* Written instruction: From the listing, collect all lines containing the word "绿地率为".
--------
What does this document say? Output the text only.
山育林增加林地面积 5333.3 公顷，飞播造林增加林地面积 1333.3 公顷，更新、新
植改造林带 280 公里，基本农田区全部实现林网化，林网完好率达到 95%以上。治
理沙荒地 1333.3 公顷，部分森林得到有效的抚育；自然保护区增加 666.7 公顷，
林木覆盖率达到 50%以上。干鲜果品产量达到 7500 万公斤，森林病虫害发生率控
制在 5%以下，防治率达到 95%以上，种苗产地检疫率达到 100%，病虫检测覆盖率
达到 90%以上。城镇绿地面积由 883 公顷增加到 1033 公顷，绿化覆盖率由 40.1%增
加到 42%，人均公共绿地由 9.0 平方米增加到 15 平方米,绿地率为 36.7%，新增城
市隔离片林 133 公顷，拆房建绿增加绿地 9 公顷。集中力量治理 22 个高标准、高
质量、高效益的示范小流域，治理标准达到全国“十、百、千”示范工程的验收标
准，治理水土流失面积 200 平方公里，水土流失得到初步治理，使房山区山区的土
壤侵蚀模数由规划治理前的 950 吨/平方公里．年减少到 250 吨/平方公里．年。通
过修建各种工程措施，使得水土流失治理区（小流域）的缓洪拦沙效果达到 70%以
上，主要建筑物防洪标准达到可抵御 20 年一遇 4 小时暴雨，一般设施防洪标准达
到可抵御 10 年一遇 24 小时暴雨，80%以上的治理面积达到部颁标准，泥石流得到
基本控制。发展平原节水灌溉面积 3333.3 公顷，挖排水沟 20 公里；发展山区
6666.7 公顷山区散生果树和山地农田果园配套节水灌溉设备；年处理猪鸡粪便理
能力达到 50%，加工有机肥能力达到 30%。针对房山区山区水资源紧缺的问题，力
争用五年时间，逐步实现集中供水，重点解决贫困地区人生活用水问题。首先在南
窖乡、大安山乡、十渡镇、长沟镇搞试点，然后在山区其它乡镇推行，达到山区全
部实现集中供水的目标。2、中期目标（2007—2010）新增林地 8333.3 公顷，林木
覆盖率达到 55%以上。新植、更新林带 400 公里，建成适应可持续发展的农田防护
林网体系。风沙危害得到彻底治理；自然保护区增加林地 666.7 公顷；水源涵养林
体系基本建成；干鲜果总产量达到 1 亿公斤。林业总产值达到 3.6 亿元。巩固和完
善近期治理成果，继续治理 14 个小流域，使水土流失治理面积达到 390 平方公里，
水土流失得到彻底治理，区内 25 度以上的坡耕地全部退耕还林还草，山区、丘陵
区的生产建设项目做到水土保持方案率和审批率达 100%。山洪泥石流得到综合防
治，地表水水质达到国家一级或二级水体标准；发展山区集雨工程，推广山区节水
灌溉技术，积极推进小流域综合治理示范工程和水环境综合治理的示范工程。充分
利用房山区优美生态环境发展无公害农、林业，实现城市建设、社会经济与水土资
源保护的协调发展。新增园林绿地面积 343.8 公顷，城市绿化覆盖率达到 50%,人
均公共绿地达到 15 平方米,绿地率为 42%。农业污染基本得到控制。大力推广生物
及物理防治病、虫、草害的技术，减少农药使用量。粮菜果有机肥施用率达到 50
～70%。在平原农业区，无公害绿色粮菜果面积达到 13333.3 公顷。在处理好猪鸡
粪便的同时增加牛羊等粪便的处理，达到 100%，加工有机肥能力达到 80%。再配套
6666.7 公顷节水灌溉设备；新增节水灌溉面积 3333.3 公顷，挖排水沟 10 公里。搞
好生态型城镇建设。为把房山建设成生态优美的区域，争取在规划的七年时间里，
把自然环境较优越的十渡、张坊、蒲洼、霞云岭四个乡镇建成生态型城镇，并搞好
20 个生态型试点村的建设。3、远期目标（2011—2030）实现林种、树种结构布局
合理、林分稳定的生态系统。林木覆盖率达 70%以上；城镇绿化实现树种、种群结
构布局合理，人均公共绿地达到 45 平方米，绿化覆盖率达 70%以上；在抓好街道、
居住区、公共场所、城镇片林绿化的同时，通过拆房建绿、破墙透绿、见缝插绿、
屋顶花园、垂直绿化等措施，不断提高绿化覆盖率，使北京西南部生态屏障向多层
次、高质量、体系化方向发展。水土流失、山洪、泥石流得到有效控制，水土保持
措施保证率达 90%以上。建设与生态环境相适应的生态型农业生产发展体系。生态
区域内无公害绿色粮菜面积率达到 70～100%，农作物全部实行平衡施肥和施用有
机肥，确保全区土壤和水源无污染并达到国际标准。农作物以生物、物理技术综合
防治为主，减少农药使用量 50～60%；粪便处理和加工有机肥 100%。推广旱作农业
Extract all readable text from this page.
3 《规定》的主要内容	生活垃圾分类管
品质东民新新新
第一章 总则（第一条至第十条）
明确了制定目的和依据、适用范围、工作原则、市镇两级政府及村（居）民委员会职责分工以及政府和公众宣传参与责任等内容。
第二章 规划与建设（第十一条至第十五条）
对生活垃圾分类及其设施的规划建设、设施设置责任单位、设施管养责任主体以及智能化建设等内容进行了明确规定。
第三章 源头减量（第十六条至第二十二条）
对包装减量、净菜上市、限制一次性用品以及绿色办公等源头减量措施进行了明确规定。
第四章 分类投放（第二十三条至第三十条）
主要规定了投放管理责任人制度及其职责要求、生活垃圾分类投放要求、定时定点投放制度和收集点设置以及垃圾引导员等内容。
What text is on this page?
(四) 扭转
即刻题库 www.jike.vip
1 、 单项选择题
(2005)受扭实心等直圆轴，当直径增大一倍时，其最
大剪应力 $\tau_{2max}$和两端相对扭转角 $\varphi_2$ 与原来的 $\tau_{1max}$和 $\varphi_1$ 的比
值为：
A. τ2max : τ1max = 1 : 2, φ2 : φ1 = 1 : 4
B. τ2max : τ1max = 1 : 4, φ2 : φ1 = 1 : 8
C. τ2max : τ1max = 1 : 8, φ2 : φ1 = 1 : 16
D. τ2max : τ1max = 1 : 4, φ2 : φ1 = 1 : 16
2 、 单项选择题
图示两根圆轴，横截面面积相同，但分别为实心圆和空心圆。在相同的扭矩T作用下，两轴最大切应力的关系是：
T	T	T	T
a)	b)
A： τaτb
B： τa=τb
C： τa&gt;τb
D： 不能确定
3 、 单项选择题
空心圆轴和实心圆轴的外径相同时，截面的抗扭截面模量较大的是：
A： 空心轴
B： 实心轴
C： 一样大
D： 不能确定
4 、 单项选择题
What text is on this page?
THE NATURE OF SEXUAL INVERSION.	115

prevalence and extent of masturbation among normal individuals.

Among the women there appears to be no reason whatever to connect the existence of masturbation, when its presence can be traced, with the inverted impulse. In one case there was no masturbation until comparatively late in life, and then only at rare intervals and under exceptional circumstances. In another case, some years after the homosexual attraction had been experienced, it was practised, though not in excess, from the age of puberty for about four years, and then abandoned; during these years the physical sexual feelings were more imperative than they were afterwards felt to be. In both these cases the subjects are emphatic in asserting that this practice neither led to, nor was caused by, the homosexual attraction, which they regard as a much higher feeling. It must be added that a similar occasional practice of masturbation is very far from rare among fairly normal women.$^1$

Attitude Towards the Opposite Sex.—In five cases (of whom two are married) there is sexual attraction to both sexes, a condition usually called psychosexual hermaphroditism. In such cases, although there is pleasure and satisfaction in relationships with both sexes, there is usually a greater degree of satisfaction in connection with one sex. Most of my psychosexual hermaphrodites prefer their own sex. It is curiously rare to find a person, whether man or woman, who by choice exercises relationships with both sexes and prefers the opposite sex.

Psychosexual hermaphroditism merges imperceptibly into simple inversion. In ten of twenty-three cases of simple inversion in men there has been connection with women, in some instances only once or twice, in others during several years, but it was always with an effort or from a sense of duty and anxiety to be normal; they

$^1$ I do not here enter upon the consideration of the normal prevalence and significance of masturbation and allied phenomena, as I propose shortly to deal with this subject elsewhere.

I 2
--------
* Complete output:
加到 42%，人均公共绿地由 9.0 平方米增加到 15 平方米,绿地率为 36.7%，新增城
均公共绿地达到 15 平方米,绿地率为 42%。农业污染基本得到控制。大力推广生物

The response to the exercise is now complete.